### GOAL
Give all of the lines again exactly as they read.

─── INPUT MATERIAL

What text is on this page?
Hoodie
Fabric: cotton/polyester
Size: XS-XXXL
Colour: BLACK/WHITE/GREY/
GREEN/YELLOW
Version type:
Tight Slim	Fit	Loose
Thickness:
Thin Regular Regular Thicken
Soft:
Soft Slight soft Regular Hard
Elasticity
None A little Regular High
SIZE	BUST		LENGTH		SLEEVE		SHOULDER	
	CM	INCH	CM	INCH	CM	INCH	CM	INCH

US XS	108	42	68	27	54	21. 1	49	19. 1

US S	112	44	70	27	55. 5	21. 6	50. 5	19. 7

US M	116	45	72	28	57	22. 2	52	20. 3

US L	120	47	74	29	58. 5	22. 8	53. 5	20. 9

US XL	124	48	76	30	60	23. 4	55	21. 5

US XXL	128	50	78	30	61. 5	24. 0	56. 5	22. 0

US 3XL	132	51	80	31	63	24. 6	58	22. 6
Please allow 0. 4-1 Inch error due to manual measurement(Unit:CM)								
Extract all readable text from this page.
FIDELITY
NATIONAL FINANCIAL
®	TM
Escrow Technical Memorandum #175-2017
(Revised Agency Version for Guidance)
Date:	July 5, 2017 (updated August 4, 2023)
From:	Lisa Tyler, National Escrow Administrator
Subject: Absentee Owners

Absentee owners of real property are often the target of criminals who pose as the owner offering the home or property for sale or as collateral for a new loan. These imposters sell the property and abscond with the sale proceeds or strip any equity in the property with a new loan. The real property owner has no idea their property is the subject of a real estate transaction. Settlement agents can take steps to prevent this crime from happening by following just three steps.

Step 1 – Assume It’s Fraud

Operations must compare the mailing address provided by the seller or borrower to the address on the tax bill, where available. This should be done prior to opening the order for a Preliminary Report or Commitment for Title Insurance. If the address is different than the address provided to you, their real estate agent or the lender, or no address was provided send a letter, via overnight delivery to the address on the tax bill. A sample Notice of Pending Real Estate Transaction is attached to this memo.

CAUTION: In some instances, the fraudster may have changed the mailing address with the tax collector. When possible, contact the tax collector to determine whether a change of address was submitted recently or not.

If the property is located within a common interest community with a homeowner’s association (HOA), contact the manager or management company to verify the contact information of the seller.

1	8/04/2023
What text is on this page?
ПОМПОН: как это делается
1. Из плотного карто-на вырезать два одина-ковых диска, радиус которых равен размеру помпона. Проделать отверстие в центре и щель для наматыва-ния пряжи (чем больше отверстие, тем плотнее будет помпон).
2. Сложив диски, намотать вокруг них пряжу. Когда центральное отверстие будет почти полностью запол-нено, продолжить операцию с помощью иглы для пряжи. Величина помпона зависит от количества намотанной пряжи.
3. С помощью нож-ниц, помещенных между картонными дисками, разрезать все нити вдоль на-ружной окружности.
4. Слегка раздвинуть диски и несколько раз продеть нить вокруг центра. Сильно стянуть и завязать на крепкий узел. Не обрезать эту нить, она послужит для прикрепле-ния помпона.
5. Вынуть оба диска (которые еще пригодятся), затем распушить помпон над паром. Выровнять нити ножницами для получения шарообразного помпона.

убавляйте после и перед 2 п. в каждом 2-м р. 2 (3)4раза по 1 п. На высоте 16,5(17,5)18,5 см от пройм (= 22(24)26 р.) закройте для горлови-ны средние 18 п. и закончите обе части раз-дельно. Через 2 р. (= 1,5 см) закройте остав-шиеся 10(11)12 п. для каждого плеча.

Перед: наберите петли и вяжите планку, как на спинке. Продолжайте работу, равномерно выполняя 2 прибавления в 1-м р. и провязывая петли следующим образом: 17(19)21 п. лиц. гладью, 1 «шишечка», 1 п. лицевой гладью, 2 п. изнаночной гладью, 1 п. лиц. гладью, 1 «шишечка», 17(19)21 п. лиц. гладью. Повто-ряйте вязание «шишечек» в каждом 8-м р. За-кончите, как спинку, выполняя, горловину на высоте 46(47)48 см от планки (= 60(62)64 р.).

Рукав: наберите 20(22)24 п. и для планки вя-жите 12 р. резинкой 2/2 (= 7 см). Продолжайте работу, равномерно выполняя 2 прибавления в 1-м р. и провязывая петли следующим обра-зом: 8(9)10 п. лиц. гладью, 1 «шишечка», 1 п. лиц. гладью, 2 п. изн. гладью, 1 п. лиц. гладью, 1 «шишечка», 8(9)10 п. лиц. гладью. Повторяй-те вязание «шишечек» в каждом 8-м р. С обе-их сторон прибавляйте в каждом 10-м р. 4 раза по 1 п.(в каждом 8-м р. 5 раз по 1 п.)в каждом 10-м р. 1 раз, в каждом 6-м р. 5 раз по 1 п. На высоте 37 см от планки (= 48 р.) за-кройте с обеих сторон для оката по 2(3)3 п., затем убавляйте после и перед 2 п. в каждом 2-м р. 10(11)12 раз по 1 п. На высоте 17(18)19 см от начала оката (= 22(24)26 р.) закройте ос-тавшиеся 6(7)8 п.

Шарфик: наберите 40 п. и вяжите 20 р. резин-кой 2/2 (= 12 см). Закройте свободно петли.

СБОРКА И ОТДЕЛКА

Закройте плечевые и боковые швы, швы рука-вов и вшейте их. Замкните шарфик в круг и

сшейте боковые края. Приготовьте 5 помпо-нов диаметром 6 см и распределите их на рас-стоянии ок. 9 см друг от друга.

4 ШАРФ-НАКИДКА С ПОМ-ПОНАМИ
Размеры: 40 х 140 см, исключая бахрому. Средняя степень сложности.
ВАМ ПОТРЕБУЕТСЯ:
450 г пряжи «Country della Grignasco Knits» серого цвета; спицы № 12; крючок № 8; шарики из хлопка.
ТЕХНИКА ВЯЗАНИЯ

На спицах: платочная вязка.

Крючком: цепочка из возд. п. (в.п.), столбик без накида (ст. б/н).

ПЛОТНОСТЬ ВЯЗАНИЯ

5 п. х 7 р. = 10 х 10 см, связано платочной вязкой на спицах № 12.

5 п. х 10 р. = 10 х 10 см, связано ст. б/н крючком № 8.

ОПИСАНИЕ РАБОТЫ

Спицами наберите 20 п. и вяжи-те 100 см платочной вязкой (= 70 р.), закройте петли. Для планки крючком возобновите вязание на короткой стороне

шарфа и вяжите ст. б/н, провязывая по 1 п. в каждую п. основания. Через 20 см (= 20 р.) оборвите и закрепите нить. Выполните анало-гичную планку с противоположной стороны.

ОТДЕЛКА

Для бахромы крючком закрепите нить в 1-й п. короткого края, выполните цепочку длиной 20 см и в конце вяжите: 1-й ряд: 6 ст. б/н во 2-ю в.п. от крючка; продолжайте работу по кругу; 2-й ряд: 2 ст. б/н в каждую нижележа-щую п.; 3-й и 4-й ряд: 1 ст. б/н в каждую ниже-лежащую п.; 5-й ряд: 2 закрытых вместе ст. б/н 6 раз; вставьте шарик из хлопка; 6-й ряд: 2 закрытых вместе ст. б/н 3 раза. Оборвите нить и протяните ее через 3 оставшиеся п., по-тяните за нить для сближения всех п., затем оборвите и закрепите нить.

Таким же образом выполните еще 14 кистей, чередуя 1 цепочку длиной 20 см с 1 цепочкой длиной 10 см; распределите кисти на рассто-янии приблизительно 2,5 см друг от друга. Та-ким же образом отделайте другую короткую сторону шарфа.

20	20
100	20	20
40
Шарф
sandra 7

──────

### EXERCISE RESULT
What text is on this page?
Hoodie
Fabric: cotton/polyester
Size: XS-XXXL
Colour: BLACK/WHITE/GREY/
GREEN/YELLOW
Version type:
Tight Slim	Fit	Loose
Thickness:
Thin Regular Regular Thicken
Soft:
Soft Slight soft Regular Hard
Elasticity
None A little Regular High
SIZE	BUST		LENGTH		SLEEVE		SHOULDER	
	CM	INCH	CM	INCH	CM	INCH	CM	INCH

US XS	108	42	68	27	54	21. 1	49	19. 1

US S	112	44	70	27	55. 5	21. 6	50. 5	19. 7

US M	116	45	72	28	57	22. 2	52	20. 3

US L	120	47	74	29	58. 5	22. 8	53. 5	20. 9

US XL	124	48	76	30	60	23. 4	55	21. 5

US XXL	128	50	78	30	61. 5	24. 0	56. 5	22. 0

US 3XL	132	51	80	31	63	24. 6	58	22. 6
Please allow 0. 4-1 Inch error due to manual measurement(Unit:CM)								
Extract all readable text from this page.
FIDELITY
NATIONAL FINANCIAL
®	TM
Escrow Technical Memorandum #175-2017
(Revised Agency Version for Guidance)
Date:	July 5, 2017 (updated August 4, 2023)
From:	Lisa Tyler, National Escrow Administrator
Subject: Absentee Owners

Absentee owners of real property are often the target of criminals who pose as the owner offering the home or property for sale or as collateral for a new loan. These imposters sell the property and abscond with the sale proceeds or strip any equity in the property with a new loan. The real property owner has no idea their property is the subject of a real estate transaction. Settlement agents can take steps to prevent this crime from happening by following just three steps.

Step 1 – Assume It’s Fraud

Operations must compare the mailing address provided by the seller or borrower to the address on the tax bill, where available. This should be done prior to opening the order for a Preliminary Report or Commitment for Title Insurance. If the address is different than the address provided to you, their real estate agent or the lender, or no address was provided send a letter, via overnight delivery to the address on the tax bill. A sample Notice of Pending Real Estate Transaction is attached to this memo.

CAUTION: In some instances, the fraudster may have changed the mailing address with the tax collector. When possible, contact the tax collector to determine whether a change of address was submitted recently or not.

If the property is located within a common interest community with a homeowner’s association (HOA), contact the manager or management company to verify the contact information of the seller.

1	8/04/2023
What text is on this page?
ПОМПОН: как это делается
1. Из плотного карто-на вырезать два одина-ковых диска, радиус которых равен размеру помпона. Проделать отверстие в центре и щель для наматыва-ния пряжи (чем больше отверстие, тем плотнее будет помпон).
2. Сложив диски, намотать вокруг них пряжу. Когда центральное отверстие будет почти полностью запол-нено, продолжить операцию с помощью иглы для пряжи. Величина помпона зависит от количества намотанной пряжи.
3. С помощью нож-ниц, помещенных между картонными дисками, разрезать все нити вдоль на-ружной окружности.
4. Слегка раздвинуть диски и несколько раз продеть нить вокруг центра. Сильно стянуть и завязать на крепкий узел. Не обрезать эту нить, она послужит для прикрепле-ния помпона.
5. Вынуть оба диска (которые еще пригодятся), затем распушить помпон над паром. Выровнять нити ножницами для получения шарообразного помпона.

убавляйте после и перед 2 п. в каждом 2-м р. 2 (3)4раза по 1 п. На высоте 16,5(17,5)18,5 см от пройм (= 22(24)26 р.) закройте для горлови-ны средние 18 п. и закончите обе части раз-дельно. Через 2 р. (= 1,5 см) закройте остав-шиеся 10(11)12 п. для каждого плеча.

Перед: наберите петли и вяжите планку, как на спинке. Продолжайте работу, равномерно выполняя 2 прибавления в 1-м р. и провязывая петли следующим образом: 17(19)21 п. лиц. гладью, 1 «шишечка», 1 п. лицевой гладью, 2 п. изнаночной гладью, 1 п. лиц. гладью, 1 «шишечка», 17(19)21 п. лиц. гладью. Повто-ряйте вязание «шишечек» в каждом 8-м р. За-кончите, как спинку, выполняя, горловину на высоте 46(47)48 см от планки (= 60(62)64 р.).

Рукав: наберите 20(22)24 п. и для планки вя-жите 12 р. резинкой 2/2 (= 7 см). Продолжайте работу, равномерно выполняя 2 прибавления в 1-м р. и провязывая петли следующим обра-зом: 8(9)10 п. лиц. гладью, 1 «шишечка», 1 п. лиц. гладью, 2 п. изн. гладью, 1 п. лиц. гладью, 1 «шишечка», 8(9)10 п. лиц. гладью. Повторяй-те вязание «шишечек» в каждом 8-м р. С обе-их сторон прибавляйте в каждом 10-м р. 4 раза по 1 п.(в каждом 8-м р. 5 раз по 1 п.)в каждом 10-м р. 1 раз, в каждом 6-м р. 5 раз по 1 п. На высоте 37 см от планки (= 48 р.) за-кройте с обеих сторон для оката по 2(3)3 п., затем убавляйте после и перед 2 п. в каждом 2-м р. 10(11)12 раз по 1 п. На высоте 17(18)19 см от начала оката (= 22(24)26 р.) закройте ос-тавшиеся 6(7)8 п.

Шарфик: наберите 40 п. и вяжите 20 р. резин-кой 2/2 (= 12 см). Закройте свободно петли.

СБОРКА И ОТДЕЛКА

Закройте плечевые и боковые швы, швы рука-вов и вшейте их. Замкните шарфик в круг и

сшейте боковые края. Приготовьте 5 помпо-нов диаметром 6 см и распределите их на рас-стоянии ок. 9 см друг от друга.

4 ШАРФ-НАКИДКА С ПОМ-ПОНАМИ
Размеры: 40 х 140 см, исключая бахрому. Средняя степень сложности.
ВАМ ПОТРЕБУЕТСЯ:
450 г пряжи «Country della Grignasco Knits» серого цвета; спицы № 12; крючок № 8; шарики из хлопка.
ТЕХНИКА ВЯЗАНИЯ

На спицах: платочная вязка.

Крючком: цепочка из возд. п. (в.п.), столбик без накида (ст. б/н).

ПЛОТНОСТЬ ВЯЗАНИЯ

5 п. х 7 р. = 10 х 10 см, связано платочной вязкой на спицах № 12.

5 п. х 10 р. = 10 х 10 см, связано ст. б/н крючком № 8.

ОПИСАНИЕ РАБОТЫ

Спицами наберите 20 п. и вяжи-те 100 см платочной вязкой (= 70 р.), закройте петли. Для планки крючком возобновите вязание на короткой стороне

шарфа и вяжите ст. б/н, провязывая по 1 п. в каждую п. основания. Через 20 см (= 20 р.) оборвите и закрепите нить. Выполните анало-гичную планку с противоположной стороны.

ОТДЕЛКА

Для бахромы крючком закрепите нить в 1-й п. короткого края, выполните цепочку длиной 20 см и в конце вяжите: 1-й ряд: 6 ст. б/н во 2-ю в.п. от крючка; продолжайте работу по кругу; 2-й ряд: 2 ст. б/н в каждую нижележа-щую п.; 3-й и 4-й ряд: 1 ст. б/н в каждую ниже-лежащую п.; 5-й ряд: 2 закрытых вместе ст. б/н 6 раз; вставьте шарик из хлопка; 6-й ряд: 2 закрытых вместе ст. б/н 3 раза. Оборвите нить и протяните ее через 3 оставшиеся п., по-тяните за нить для сближения всех п., затем оборвите и закрепите нить.

Таким же образом выполните еще 14 кистей, чередуя 1 цепочку длиной 20 см с 1 цепочкой длиной 10 см; распределите кисти на рассто-янии приблизительно 2,5 см друг от друга. Та-ким же образом отделайте другую короткую сторону шарфа.

20	20
100	20	20
40
Шарф
sandra 7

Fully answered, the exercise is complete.